• [Records for this exercise]
------------------------------------------------------------------------

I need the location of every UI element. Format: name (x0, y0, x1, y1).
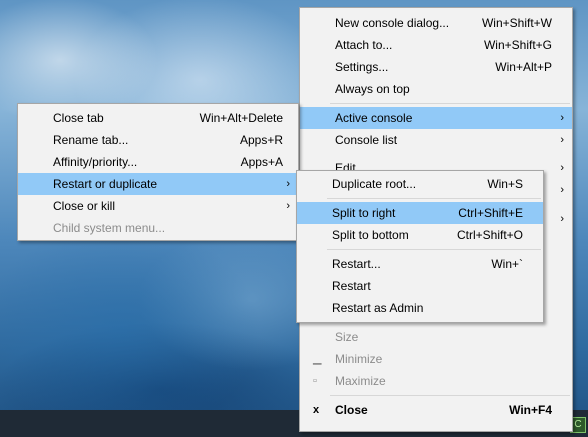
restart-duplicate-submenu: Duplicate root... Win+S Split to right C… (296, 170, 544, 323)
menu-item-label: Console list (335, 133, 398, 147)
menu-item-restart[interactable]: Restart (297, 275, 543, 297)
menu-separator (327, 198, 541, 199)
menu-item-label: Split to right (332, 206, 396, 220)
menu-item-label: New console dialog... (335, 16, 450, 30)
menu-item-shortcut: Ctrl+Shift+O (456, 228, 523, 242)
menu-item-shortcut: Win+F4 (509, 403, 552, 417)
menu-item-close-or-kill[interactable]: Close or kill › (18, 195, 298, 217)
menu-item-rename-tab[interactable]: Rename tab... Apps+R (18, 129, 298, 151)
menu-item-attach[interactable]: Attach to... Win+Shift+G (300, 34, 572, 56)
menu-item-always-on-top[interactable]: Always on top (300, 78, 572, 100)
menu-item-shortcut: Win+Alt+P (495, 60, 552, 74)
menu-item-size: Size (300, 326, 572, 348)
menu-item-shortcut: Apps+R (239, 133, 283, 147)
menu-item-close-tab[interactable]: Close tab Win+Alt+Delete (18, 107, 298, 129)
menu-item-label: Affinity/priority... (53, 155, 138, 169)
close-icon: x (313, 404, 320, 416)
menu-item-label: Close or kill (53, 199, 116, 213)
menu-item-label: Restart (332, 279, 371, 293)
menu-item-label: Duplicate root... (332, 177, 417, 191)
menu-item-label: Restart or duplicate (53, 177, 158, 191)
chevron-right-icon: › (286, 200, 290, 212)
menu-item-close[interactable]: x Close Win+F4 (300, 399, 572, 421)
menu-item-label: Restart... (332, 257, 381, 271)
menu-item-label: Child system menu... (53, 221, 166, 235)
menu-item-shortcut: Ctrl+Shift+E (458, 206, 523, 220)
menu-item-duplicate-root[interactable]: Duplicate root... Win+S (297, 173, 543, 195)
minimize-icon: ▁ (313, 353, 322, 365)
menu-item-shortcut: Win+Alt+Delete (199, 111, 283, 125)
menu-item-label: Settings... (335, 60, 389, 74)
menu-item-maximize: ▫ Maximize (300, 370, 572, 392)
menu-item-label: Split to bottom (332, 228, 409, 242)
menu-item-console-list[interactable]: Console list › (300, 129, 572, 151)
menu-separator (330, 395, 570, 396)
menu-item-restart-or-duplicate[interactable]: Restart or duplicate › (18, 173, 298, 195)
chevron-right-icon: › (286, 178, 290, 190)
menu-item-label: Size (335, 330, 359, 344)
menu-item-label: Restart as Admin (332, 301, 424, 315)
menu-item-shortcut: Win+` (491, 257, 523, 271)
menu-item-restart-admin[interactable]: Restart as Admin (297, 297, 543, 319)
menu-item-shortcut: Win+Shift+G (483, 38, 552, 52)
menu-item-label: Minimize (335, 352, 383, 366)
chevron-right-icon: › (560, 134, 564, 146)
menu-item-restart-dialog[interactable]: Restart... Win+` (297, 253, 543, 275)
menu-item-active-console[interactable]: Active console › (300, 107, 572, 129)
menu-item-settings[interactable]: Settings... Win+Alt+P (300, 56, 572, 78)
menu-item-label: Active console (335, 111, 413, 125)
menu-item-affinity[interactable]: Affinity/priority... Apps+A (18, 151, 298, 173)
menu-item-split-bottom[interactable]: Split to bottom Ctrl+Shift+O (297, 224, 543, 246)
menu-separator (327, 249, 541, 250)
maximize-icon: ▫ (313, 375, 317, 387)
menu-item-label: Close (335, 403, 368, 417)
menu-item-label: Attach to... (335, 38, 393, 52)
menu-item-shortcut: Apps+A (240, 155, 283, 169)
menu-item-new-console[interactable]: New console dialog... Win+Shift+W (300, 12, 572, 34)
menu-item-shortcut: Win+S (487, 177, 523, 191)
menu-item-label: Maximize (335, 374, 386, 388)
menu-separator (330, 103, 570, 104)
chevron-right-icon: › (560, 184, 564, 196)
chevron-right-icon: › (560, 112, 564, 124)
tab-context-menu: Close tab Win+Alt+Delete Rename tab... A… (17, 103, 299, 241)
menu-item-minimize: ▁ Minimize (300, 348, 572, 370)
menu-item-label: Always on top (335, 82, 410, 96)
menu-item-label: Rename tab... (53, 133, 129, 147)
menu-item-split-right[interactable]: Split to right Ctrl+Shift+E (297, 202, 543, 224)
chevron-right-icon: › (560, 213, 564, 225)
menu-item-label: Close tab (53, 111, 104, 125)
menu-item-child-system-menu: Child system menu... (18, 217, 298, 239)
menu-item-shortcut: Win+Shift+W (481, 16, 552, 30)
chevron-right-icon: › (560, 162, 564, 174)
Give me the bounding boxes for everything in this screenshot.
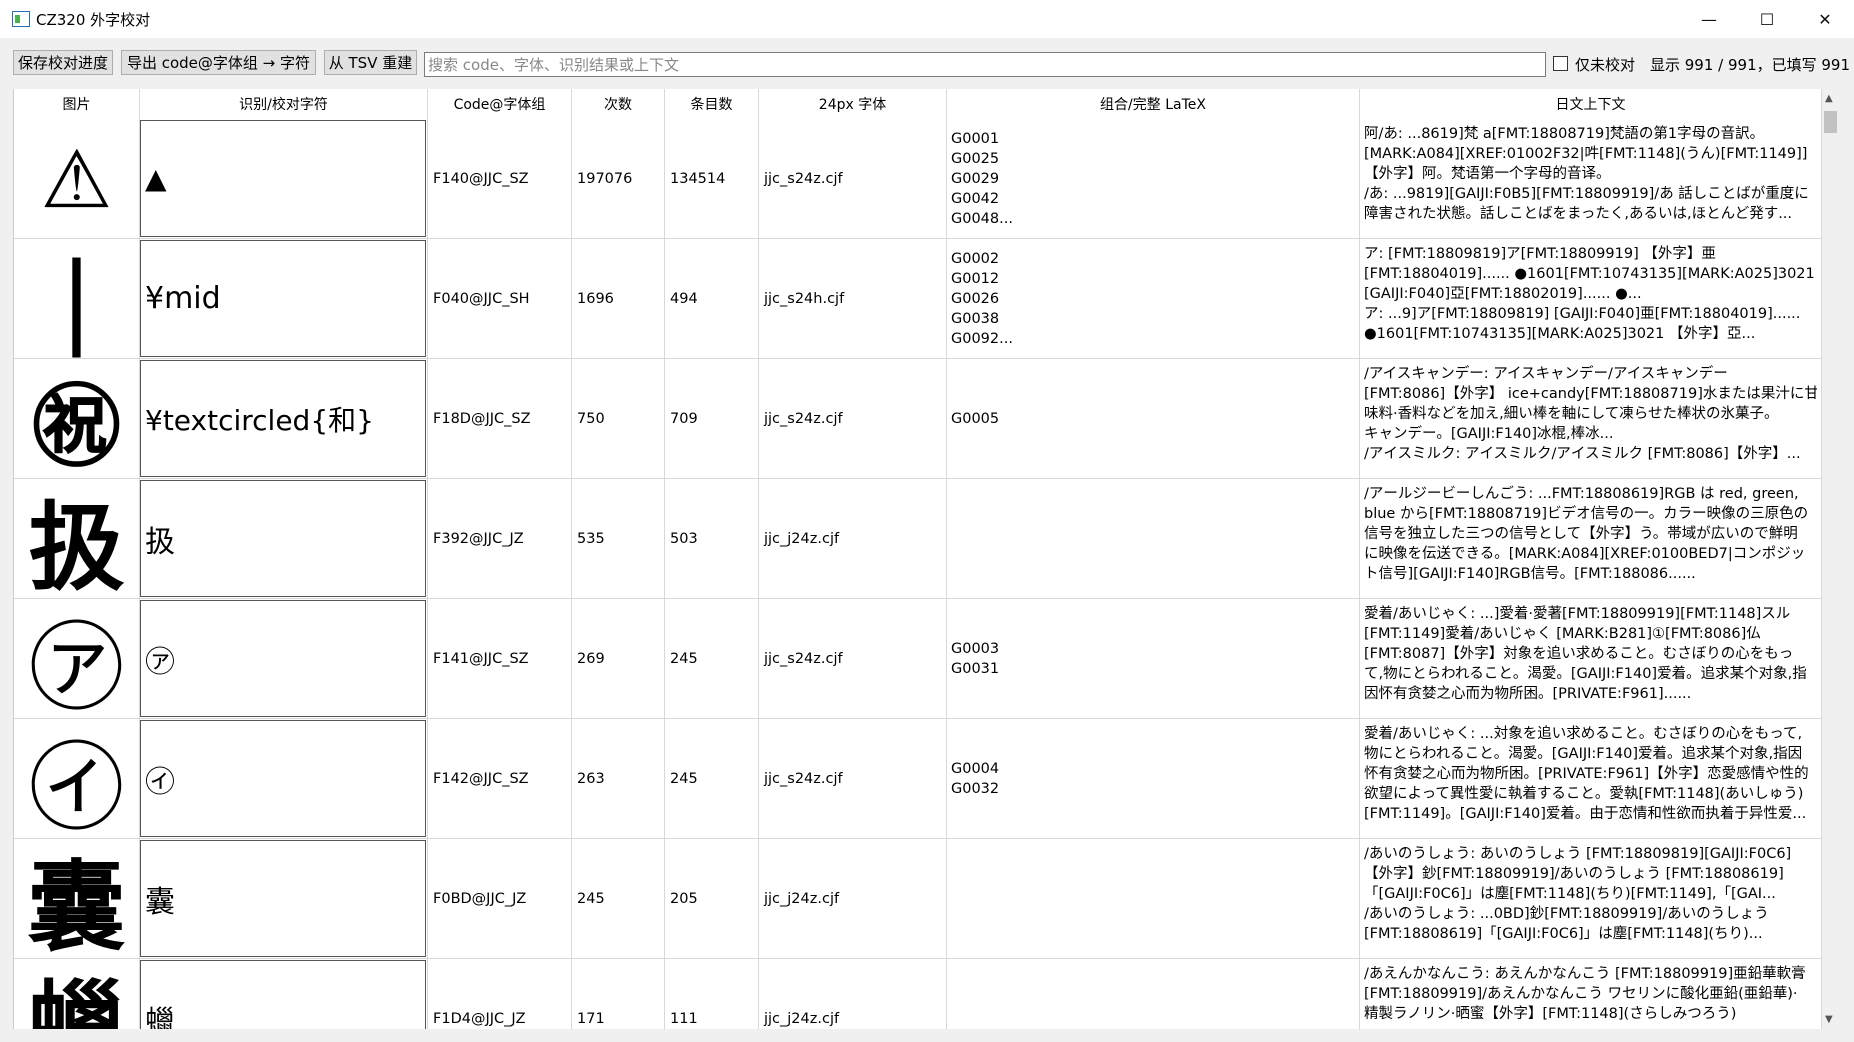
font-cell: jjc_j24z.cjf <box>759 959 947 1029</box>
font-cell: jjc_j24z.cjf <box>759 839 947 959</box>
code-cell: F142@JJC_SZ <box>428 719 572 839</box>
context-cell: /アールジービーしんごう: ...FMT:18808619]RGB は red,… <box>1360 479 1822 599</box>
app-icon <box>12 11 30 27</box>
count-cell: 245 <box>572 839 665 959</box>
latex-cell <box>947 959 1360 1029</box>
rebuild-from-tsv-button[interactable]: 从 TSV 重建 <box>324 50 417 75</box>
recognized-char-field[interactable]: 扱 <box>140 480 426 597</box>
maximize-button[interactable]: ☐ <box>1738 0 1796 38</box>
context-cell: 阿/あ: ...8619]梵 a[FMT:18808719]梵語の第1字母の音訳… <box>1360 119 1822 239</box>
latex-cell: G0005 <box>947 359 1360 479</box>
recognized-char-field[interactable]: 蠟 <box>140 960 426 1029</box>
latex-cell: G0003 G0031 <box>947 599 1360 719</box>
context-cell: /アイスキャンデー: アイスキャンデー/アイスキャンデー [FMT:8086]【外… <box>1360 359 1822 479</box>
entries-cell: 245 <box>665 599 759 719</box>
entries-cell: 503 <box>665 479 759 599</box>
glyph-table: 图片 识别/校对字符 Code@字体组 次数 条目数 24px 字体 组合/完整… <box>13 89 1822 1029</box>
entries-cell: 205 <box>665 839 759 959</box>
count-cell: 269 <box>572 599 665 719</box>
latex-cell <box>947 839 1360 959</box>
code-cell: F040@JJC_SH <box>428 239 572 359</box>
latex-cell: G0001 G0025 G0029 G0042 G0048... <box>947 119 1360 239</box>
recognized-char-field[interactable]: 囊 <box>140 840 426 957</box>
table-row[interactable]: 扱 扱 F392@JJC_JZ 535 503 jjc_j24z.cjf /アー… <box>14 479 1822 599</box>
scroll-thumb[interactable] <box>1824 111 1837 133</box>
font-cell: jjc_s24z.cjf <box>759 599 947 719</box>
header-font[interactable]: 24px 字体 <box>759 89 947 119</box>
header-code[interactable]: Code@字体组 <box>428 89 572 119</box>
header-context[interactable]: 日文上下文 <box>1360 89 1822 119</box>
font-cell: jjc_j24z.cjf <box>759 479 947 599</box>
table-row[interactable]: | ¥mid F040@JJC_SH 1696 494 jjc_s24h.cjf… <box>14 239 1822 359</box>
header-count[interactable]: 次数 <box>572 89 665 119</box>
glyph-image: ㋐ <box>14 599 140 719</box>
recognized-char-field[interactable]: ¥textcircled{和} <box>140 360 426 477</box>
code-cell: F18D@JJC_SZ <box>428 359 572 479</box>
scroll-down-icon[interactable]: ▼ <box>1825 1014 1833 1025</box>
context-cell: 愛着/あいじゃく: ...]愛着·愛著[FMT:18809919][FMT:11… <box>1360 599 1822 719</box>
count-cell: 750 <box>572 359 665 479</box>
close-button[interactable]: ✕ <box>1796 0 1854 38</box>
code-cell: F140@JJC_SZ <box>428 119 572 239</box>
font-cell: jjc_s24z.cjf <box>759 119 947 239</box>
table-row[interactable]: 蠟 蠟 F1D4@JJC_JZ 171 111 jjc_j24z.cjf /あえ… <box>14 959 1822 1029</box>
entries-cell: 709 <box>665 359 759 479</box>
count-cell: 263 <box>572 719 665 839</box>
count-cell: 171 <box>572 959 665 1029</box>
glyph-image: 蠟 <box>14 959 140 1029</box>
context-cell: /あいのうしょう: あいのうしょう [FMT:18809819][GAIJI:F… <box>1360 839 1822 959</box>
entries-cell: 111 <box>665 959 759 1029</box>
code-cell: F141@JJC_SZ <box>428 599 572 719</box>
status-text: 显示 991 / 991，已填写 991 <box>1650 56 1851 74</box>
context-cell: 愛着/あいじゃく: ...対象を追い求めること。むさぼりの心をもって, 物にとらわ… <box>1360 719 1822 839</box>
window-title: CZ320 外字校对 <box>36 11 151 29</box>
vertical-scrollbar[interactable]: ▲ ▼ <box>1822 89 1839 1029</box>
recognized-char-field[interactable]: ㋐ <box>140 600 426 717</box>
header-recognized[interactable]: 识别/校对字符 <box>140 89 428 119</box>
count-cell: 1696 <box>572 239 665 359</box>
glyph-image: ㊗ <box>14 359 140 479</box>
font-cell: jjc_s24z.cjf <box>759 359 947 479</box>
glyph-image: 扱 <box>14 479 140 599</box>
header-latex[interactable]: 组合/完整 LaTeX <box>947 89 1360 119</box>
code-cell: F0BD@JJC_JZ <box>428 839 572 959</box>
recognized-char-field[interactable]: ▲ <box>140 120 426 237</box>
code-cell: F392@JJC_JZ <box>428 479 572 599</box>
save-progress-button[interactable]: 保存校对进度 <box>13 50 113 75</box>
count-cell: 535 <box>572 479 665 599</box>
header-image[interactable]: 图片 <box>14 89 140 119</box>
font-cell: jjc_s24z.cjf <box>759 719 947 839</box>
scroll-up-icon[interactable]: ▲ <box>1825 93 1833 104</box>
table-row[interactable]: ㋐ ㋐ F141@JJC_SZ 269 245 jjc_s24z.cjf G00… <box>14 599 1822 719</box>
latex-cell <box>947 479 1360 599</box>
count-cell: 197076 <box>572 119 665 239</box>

------------------------------------------------------------------------

• [Your instructions]
In the listing, take the lines from the one holding "font-cell: jjc_j24z.cjf <box>759 959" through the one holding "360 426 477</box>", inclusive, and write them out again with every "latex-cell" swapped for "formula-cell" and nothing else altered.

• [Correct response]
font-cell: jjc_j24z.cjf <box>759 959 947 1029</box>
font-cell: jjc_j24z.cjf <box>759 839 947 959</box>
code-cell: F142@JJC_SZ <box>428 719 572 839</box>
context-cell: /アールジービーしんごう: ...FMT:18808619]RGB は red,… <box>1360 479 1822 599</box>
app-icon <box>12 11 30 27</box>
count-cell: 245 <box>572 839 665 959</box>
formula-cell <box>947 959 1360 1029</box>
rebuild-from-tsv-button[interactable]: 从 TSV 重建 <box>324 50 417 75</box>
recognized-char-field[interactable]: 扱 <box>140 480 426 597</box>
maximize-button[interactable]: ☐ <box>1738 0 1796 38</box>
context-cell: 阿/あ: ...8619]梵 a[FMT:18808719]梵語の第1字母の音訳… <box>1360 119 1822 239</box>
formula-cell: G0005 <box>947 359 1360 479</box>
recognized-char-field[interactable]: 蠟 <box>140 960 426 1029</box>
formula-cell: G0003 G0031 <box>947 599 1360 719</box>
context-cell: /アイスキャンデー: アイスキャンデー/アイスキャンデー [FMT:8086]【外… <box>1360 359 1822 479</box>
entries-cell: 245 <box>665 599 759 719</box>
entries-cell: 503 <box>665 479 759 599</box>
glyph-table: 图片 识别/校对字符 Code@字体组 次数 条目数 24px 字体 组合/完整… <box>13 89 1822 1029</box>
entries-cell: 205 <box>665 839 759 959</box>
count-cell: 269 <box>572 599 665 719</box>
formula-cell <box>947 839 1360 959</box>
code-cell: F040@JJC_SH <box>428 239 572 359</box>
formula-cell: G0001 G0025 G0029 G0042 G0048... <box>947 119 1360 239</box>
recognized-char-field[interactable]: 囊 <box>140 840 426 957</box>
table-row[interactable]: 扱 扱 F392@JJC_JZ 535 503 jjc_j24z.cjf /アー… <box>14 479 1822 599</box>
scroll-thumb[interactable] <box>1824 111 1837 133</box>
font-cell: jjc_s24z.cjf <box>759 599 947 719</box>
header-font[interactable]: 24px 字体 <box>759 89 947 119</box>
header-code[interactable]: Code@字体组 <box>428 89 572 119</box>
header-context[interactable]: 日文上下文 <box>1360 89 1822 119</box>
font-cell: jjc_j24z.cjf <box>759 479 947 599</box>
table-row[interactable]: | ¥mid F040@JJC_SH 1696 494 jjc_s24h.cjf… <box>14 239 1822 359</box>
header-count[interactable]: 次数 <box>572 89 665 119</box>
glyph-image: ㋐ <box>14 599 140 719</box>
recognized-char-field[interactable]: ¥textcircled{和} <box>140 360 426 477</box>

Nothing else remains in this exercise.